**WHAT THIS TASK INVOLVES:**
Output as a Markdown table with the columns Row and Line the lines between the line containing "app-header: Exercise (55, 200, 1135, 347)" and the line containing "play-pause-icon[interactable] (555, 2083, 635, 2173)", inclusive, leaving out blank lines.

-*-*-

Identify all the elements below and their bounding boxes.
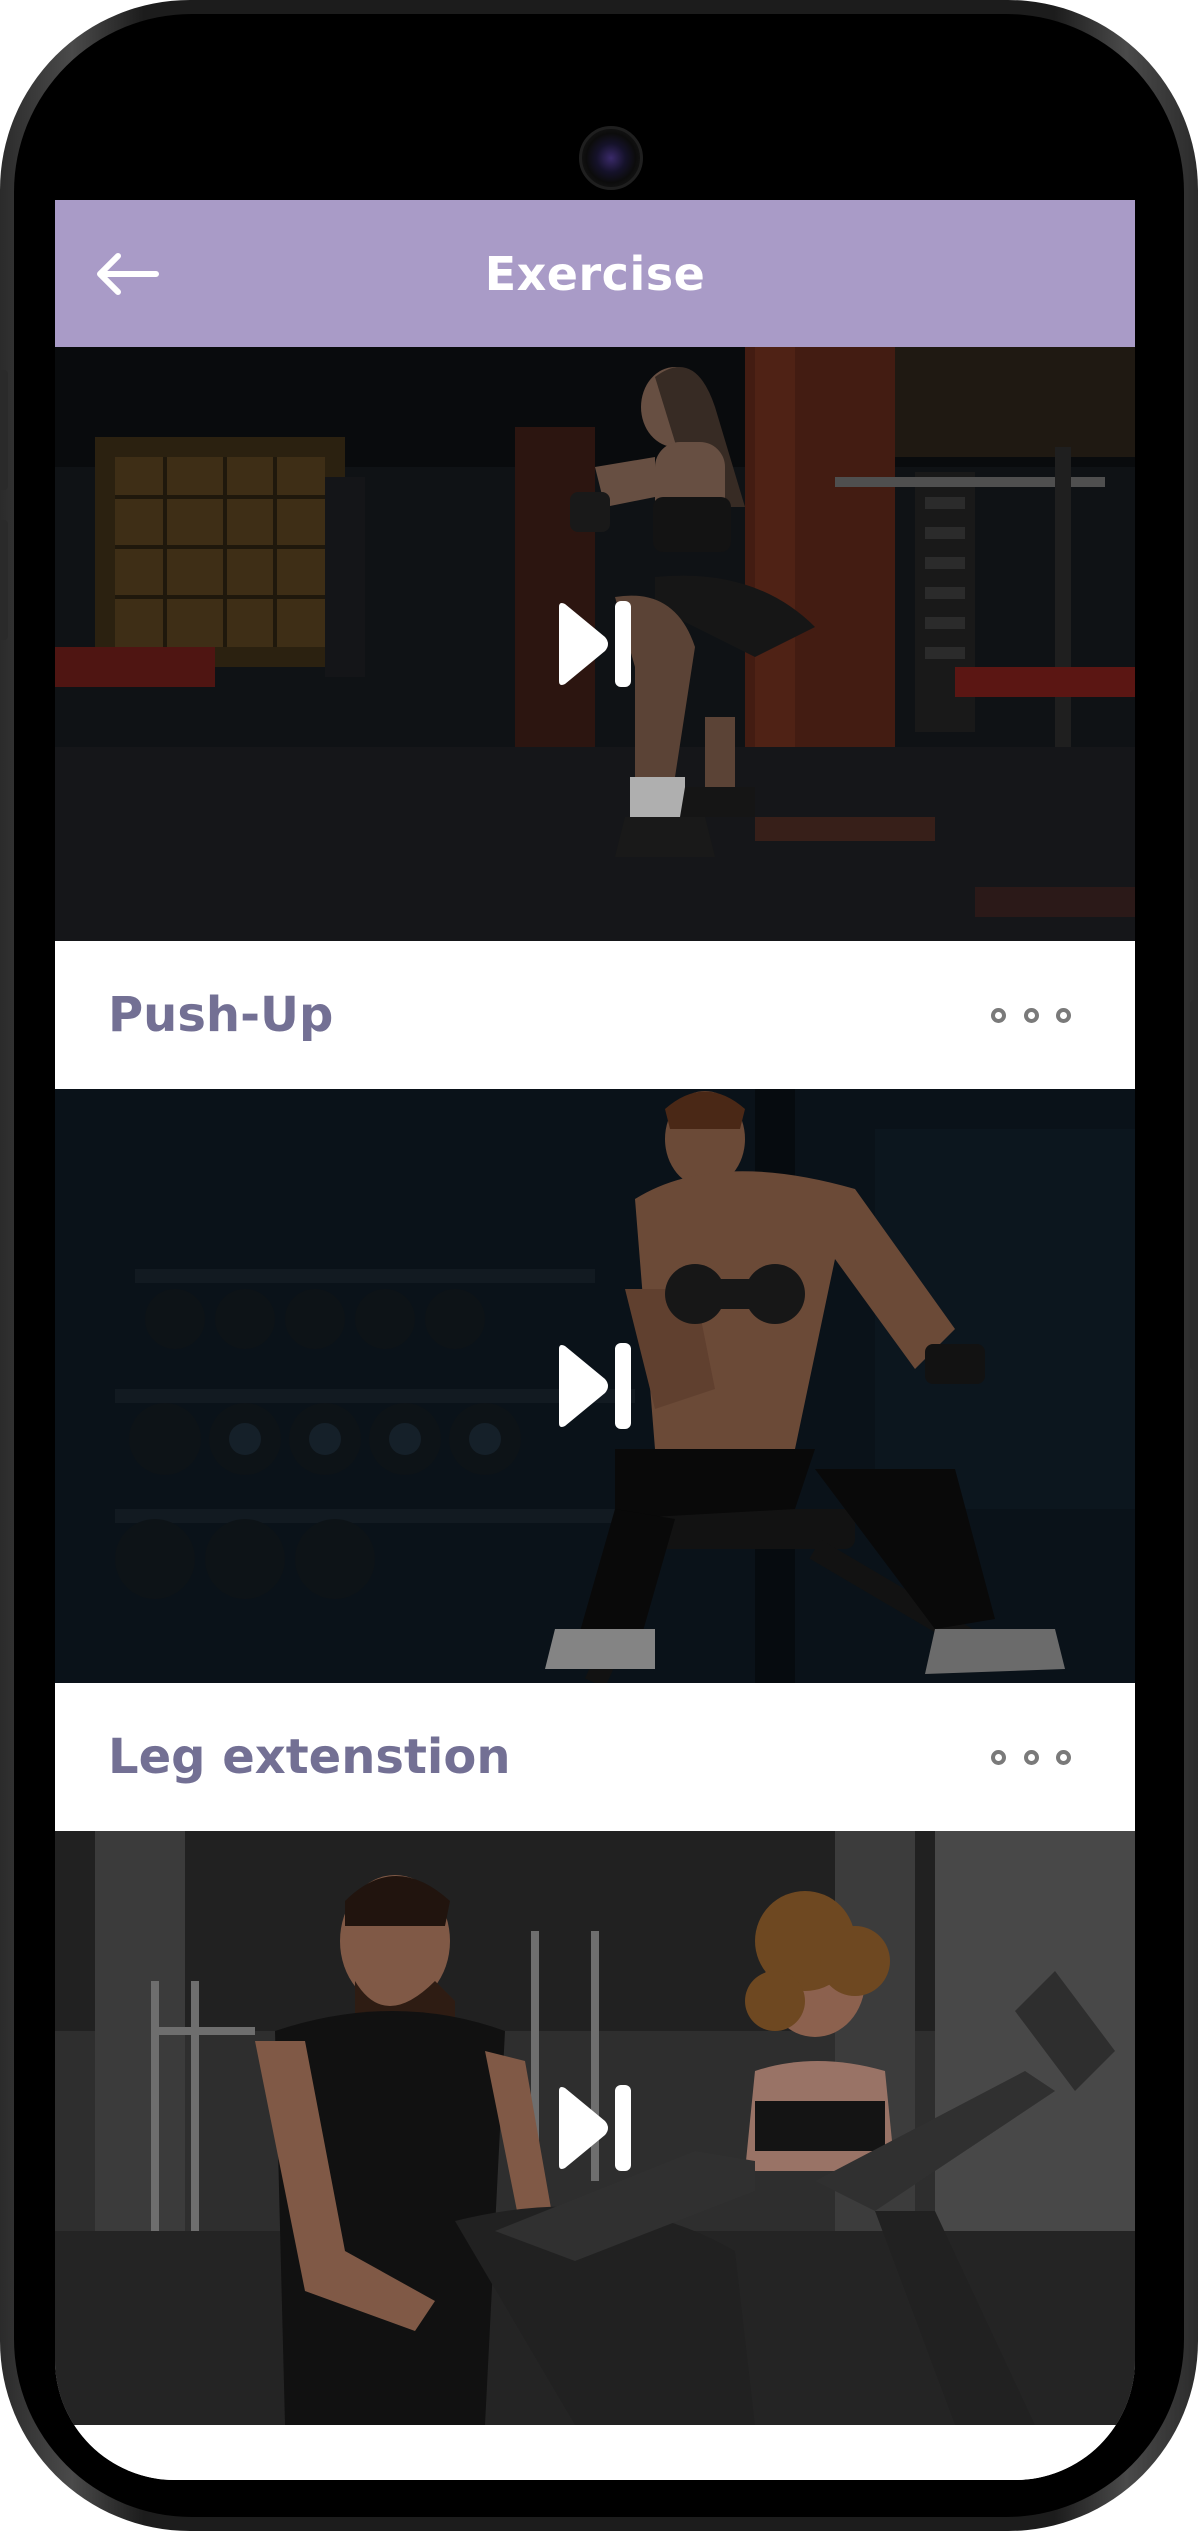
app-header: Exercise (55, 200, 1135, 347)
more-horizontal-icon-dot (1056, 1749, 1071, 1765)
more-horizontal-icon (991, 1007, 1006, 1023)
more-horizontal-icon-dot (1023, 1749, 1039, 1765)
more-horizontal-icon-dot (1023, 1007, 1039, 1023)
play-pause-icon[interactable] (555, 1341, 635, 1431)
front-camera (579, 126, 643, 190)
volume-up-button (0, 370, 8, 490)
exercise-title[interactable]: Push-Up (108, 987, 333, 1043)
exercise-video-1[interactable] (55, 347, 1135, 941)
app-screen: Exercise Push-Up Leg extenstion (55, 200, 1135, 2480)
phone-frame: Exercise Push-Up Leg extenstion (0, 0, 1198, 2531)
play-pause-icon[interactable] (555, 2083, 635, 2173)
exercise-video-2[interactable] (55, 1089, 1135, 1683)
volume-down-button (0, 520, 8, 640)
more-horizontal-icon-dot (1056, 1007, 1071, 1023)
side-button (1190, 1000, 1198, 1370)
power-button (1190, 690, 1198, 880)
exercise-card-footer-2: Leg extenstion (55, 1683, 1135, 1831)
more-options-button[interactable] (991, 1737, 1071, 1777)
page-title: Exercise (484, 246, 706, 301)
exercise-video-3[interactable] (55, 1831, 1135, 2425)
more-horizontal-icon (991, 1749, 1006, 1765)
play-pause-icon[interactable] (555, 599, 635, 689)
exercise-card-footer-3 (55, 2425, 1135, 2480)
exercise-title[interactable]: Leg extenstion (108, 1729, 511, 1785)
exercise-card-footer-1: Push-Up (55, 941, 1135, 1089)
more-options-button[interactable] (991, 995, 1071, 1035)
back-button[interactable] (91, 238, 163, 310)
arrow-left-icon (97, 253, 159, 295)
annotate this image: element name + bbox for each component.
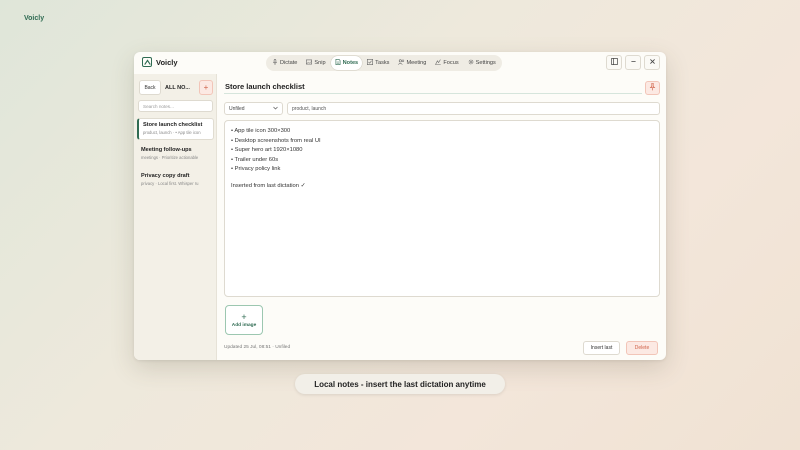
- sidebar-toggle-button[interactable]: [606, 55, 622, 70]
- delete-button[interactable]: Delete: [626, 341, 658, 355]
- note-line: • Privacy policy link: [231, 166, 281, 172]
- note-title: Store launch checklist: [143, 122, 203, 128]
- note-list: Store launch checklist product, launch ·…: [137, 118, 214, 196]
- note-meta: meetings · Prioritize actionable: [141, 155, 199, 160]
- note-line: • App tile icon 300×300: [231, 128, 291, 134]
- nav-meeting[interactable]: Meeting: [394, 56, 430, 70]
- pin-button[interactable]: [645, 81, 660, 95]
- nav-notes-label: Notes: [342, 60, 359, 66]
- plus-icon: +: [241, 311, 247, 322]
- notes-sidebar: Back ALL NO... + Search notes... Store l…: [134, 74, 217, 360]
- nav-settings-label: Settings: [475, 60, 496, 66]
- nav-dictate[interactable]: Dictate: [268, 56, 301, 70]
- focus-icon: [435, 59, 442, 67]
- nav-tasks[interactable]: Tasks: [363, 56, 393, 70]
- folder-filter-label[interactable]: ALL NO...: [165, 85, 197, 91]
- app-logo-icon: [142, 57, 152, 67]
- note-icon: [335, 59, 341, 67]
- insert-last-button[interactable]: Insert last: [583, 341, 620, 355]
- list-item[interactable]: Meeting follow-ups meetings · Prioritize…: [137, 144, 214, 166]
- note-editor-pane: Store launch checklist Unfiled product, …: [218, 74, 666, 360]
- add-image-button[interactable]: + Add image: [225, 305, 263, 335]
- note-status: Updated 25 Jul, 08:51 · Unfiled: [224, 345, 291, 350]
- checkbox-icon: [367, 59, 374, 67]
- note-title-input[interactable]: Store launch checklist: [224, 80, 642, 94]
- chevron-down-icon: [273, 106, 278, 112]
- close-icon: [649, 58, 656, 67]
- list-item[interactable]: Store launch checklist product, launch ·…: [137, 118, 214, 140]
- close-button[interactable]: [644, 55, 660, 70]
- list-item[interactable]: Privacy copy draft privacy · Local first…: [137, 170, 214, 192]
- add-note-button[interactable]: +: [199, 80, 213, 95]
- nav-meeting-label: Meeting: [406, 60, 427, 66]
- corner-brand: Voicly: [24, 15, 45, 22]
- inserted-dictation-line: Inserted from last dictation ✓: [231, 182, 306, 189]
- nav-focus-label: Focus: [443, 60, 459, 66]
- sidebar-panel-icon: [610, 58, 618, 67]
- note-line: • Trailer under 60s: [231, 156, 279, 163]
- image-icon: [306, 59, 313, 67]
- app-name: Voicly: [156, 57, 178, 67]
- mic-icon: [272, 59, 278, 67]
- window-controls: [606, 55, 660, 70]
- main-nav: Dictate Snip Notes Tasks Meeting Focus S…: [266, 55, 502, 71]
- note-title: Privacy copy draft: [141, 173, 190, 179]
- nav-notes[interactable]: Notes: [330, 56, 363, 70]
- nav-snip-label: Snip: [314, 60, 326, 66]
- add-image-label: Add image: [231, 322, 257, 328]
- note-line: • Super hero art 1920×1080: [231, 147, 303, 153]
- title-bar: Voicly Dictate Snip Notes Tasks Meeting …: [134, 52, 666, 74]
- app-window: Voicly Dictate Snip Notes Tasks Meeting …: [134, 52, 666, 360]
- note-line: • Desktop screenshots from real UI: [231, 137, 321, 144]
- folder-select-value: Unfiled: [229, 105, 245, 112]
- pin-icon: [649, 83, 656, 93]
- tags-input[interactable]: product, launch: [287, 102, 660, 115]
- minimize-icon: [630, 58, 637, 67]
- gear-icon: [468, 59, 474, 67]
- folder-select[interactable]: Unfiled: [224, 102, 283, 115]
- nav-snip[interactable]: Snip: [302, 56, 329, 70]
- nav-settings[interactable]: Settings: [464, 56, 500, 70]
- nav-tasks-label: Tasks: [375, 60, 390, 66]
- note-meta: privacy · Local first. Whisper ru: [141, 181, 199, 186]
- note-title: Meeting follow-ups: [141, 147, 192, 153]
- app-brand: Voicly: [142, 57, 178, 67]
- nav-dictate-label: Dictate: [280, 60, 298, 66]
- back-button[interactable]: Back: [139, 80, 161, 95]
- caption-banner: Local notes - insert the last dictation …: [295, 374, 505, 394]
- minimize-button[interactable]: [625, 55, 641, 70]
- search-notes-input[interactable]: Search notes...: [138, 100, 213, 112]
- people-icon: [398, 59, 405, 67]
- note-meta: product, launch · • App tile icon: [143, 130, 201, 135]
- nav-focus[interactable]: Focus: [431, 56, 462, 70]
- note-body-editor[interactable]: • App tile icon 300×300 • Desktop screen…: [224, 120, 660, 297]
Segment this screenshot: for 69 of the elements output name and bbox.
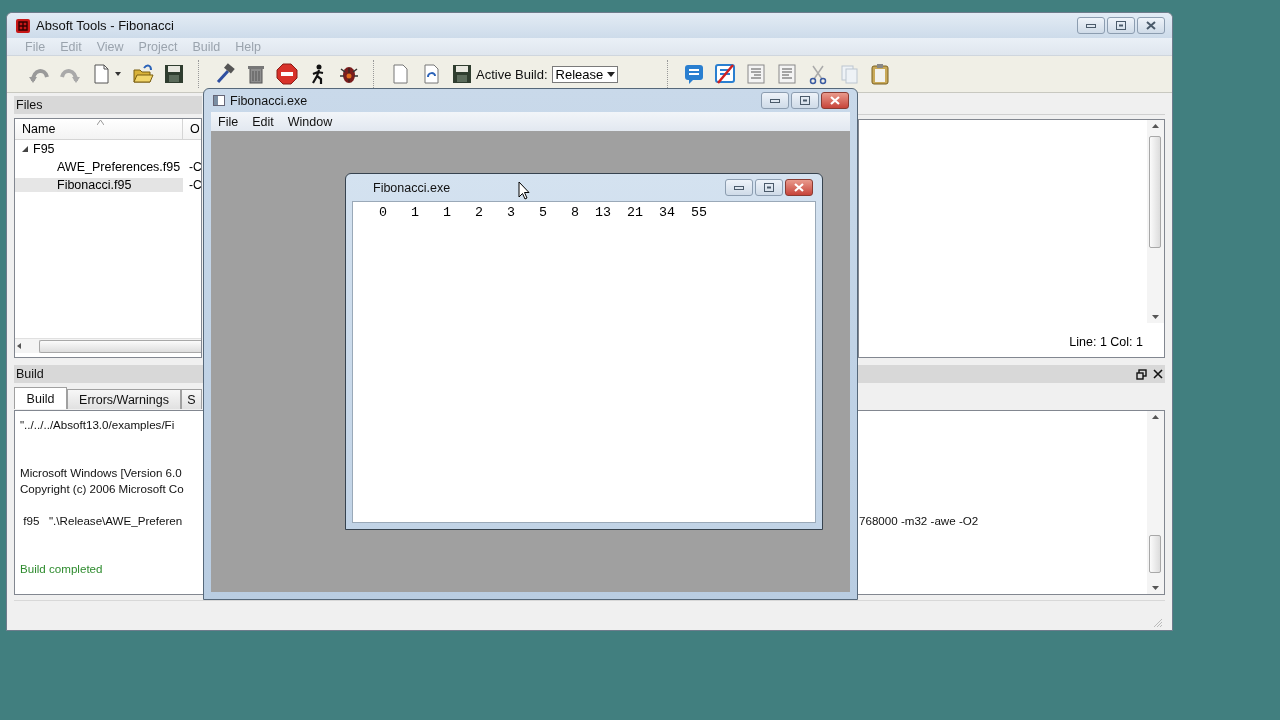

-*-*-

**RIGHT ANSWER:**
| Row | Line |
|---|---|
| 1 | app-header: Exercise (55, 200, 1135, 347) |
| 2 | more-horizontal-icon-dot (1056, 1749, 1071, 1765) |
| 3 | more-horizontal-icon (991, 1007, 1006, 1023) |
| 4 | more-horizontal-icon-dot (1023, 1749, 1039, 1765) |
| 5 | more-horizontal-icon-dot (1023, 1007, 1039, 1023) |
| 6 | play-pause-icon[interactable] (555, 1341, 635, 1431) |
| 7 | front-camera (579, 126, 643, 190) |
| 8 | volume-up-button (0, 370, 8, 490) |
| 9 | exercise-title[interactable]: Push-Up (108, 987, 333, 1043) |
| 10 | exercise-video-1[interactable] (55, 347, 1135, 941) |
| 11 | app-screen: Exercise Push-Up Leg extenstion (55, 200, 1135, 2480) |
| 12 | phone-frame: Exercise Push-Up Leg extenstion (0, 0, 1198, 2531) |
| 13 | play-pause-icon[interactable] (555, 2083, 635, 2173) |